Die beiden folgenden Texte wurden von den Autoren als Vorträge auf der Diskussionsveranstaltung des AK Antifaschismus mit dem Titel „Die Austreibung der Natur. Zur Queer- und Transideologie der Gegenwart“ am 17. September 2021 gehalten. Für eine bessere Lesbarkeit wurden sie leicht überarbeitet. (1/2)
Der Exorzismus der Andersdenkenden.

AUSZÜGE DER EINTRÄGE:

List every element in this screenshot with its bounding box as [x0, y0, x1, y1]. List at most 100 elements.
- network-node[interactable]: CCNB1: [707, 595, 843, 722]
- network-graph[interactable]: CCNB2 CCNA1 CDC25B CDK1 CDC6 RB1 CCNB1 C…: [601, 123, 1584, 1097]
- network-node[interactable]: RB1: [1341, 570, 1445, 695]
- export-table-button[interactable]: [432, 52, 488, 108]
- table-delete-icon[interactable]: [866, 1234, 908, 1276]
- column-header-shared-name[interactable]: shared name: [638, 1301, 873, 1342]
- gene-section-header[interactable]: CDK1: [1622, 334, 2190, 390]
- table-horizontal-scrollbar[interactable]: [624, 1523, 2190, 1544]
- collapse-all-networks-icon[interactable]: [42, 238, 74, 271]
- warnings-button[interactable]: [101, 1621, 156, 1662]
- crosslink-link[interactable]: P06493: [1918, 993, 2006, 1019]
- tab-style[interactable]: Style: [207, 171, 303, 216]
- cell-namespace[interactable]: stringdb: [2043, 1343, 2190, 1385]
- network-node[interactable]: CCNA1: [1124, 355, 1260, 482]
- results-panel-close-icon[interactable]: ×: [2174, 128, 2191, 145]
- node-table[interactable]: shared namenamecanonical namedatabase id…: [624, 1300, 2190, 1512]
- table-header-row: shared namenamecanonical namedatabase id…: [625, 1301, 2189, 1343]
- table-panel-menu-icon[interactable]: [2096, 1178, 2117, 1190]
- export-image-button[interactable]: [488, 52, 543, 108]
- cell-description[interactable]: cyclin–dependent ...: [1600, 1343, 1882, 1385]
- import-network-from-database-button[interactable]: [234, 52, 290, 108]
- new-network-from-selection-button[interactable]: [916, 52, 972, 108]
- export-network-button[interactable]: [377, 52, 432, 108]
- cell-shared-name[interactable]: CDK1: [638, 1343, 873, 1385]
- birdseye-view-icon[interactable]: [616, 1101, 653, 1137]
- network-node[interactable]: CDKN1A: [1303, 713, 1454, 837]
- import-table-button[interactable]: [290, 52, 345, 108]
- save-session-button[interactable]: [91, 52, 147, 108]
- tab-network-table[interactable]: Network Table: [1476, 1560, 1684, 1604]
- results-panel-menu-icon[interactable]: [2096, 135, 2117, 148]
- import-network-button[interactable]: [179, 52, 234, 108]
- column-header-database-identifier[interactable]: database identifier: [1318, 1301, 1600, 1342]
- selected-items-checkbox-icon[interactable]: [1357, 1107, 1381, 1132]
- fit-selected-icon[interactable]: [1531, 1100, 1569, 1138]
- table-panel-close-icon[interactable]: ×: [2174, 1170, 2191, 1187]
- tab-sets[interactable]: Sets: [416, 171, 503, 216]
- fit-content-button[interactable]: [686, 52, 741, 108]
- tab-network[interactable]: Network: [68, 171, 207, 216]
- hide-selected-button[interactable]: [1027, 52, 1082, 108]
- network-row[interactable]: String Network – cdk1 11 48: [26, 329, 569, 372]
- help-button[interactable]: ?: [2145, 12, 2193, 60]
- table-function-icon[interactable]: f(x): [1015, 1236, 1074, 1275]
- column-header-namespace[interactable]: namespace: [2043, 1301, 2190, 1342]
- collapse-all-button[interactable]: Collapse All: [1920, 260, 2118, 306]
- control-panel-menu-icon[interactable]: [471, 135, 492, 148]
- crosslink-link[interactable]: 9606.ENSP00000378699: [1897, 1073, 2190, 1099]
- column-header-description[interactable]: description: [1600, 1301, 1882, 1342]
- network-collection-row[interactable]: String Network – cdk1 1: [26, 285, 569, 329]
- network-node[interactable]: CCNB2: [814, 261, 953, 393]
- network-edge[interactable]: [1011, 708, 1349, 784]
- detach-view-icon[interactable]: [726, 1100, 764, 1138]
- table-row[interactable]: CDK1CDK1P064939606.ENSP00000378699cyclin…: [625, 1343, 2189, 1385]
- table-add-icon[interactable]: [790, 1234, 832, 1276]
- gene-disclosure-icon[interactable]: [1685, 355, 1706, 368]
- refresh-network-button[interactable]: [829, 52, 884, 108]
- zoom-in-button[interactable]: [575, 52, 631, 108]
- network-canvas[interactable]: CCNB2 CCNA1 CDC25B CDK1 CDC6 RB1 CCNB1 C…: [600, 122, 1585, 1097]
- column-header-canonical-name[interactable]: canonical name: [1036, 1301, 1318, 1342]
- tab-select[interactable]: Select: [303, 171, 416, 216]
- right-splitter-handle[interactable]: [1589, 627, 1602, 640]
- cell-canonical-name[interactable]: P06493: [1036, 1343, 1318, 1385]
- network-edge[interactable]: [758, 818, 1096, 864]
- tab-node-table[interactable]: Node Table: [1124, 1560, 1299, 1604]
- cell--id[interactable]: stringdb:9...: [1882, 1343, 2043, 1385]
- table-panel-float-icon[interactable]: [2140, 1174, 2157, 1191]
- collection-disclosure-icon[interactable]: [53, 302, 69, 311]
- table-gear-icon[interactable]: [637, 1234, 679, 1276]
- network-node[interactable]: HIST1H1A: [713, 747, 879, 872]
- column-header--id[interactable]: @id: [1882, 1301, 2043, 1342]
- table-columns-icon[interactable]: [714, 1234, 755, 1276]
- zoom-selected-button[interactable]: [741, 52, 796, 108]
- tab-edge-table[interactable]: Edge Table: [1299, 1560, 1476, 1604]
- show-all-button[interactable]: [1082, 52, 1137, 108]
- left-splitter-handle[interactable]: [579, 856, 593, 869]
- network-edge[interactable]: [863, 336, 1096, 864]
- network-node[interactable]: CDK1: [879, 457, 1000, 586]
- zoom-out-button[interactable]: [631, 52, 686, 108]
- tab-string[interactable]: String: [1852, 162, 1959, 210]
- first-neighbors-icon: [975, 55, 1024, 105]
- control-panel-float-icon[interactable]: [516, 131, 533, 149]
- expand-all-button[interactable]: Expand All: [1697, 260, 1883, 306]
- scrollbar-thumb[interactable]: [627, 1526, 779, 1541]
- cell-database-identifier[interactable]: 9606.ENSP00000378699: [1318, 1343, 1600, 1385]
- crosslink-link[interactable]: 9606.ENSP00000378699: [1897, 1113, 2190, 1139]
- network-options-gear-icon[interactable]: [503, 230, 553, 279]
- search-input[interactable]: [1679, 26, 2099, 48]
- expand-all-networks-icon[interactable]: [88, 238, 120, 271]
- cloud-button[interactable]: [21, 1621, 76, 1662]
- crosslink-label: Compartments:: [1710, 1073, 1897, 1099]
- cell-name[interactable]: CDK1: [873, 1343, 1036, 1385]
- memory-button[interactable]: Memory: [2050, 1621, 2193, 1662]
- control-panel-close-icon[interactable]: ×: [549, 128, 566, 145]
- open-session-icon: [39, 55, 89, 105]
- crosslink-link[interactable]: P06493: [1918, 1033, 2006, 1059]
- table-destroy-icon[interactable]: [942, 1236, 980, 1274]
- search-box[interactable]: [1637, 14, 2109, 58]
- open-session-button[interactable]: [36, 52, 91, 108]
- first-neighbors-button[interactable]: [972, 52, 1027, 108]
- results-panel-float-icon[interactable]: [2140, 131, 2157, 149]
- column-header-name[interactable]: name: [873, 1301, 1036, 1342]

AUFGABE: Erläutern Sie mithilfe des Textausschnitts, aus welchem Grund die beiden Texte gegenüber den gehaltenen Vorträgen leicht überarbeitet wurden.

LÖSUNG: Sie wurden leicht überarbeitet, damit sie besser lesbar sind. Ursprünglich hatten die Autoren sie am 17. September 2021 als Vorträge auf der Diskussionsveranstaltung des AK Antifaschismus gehalten.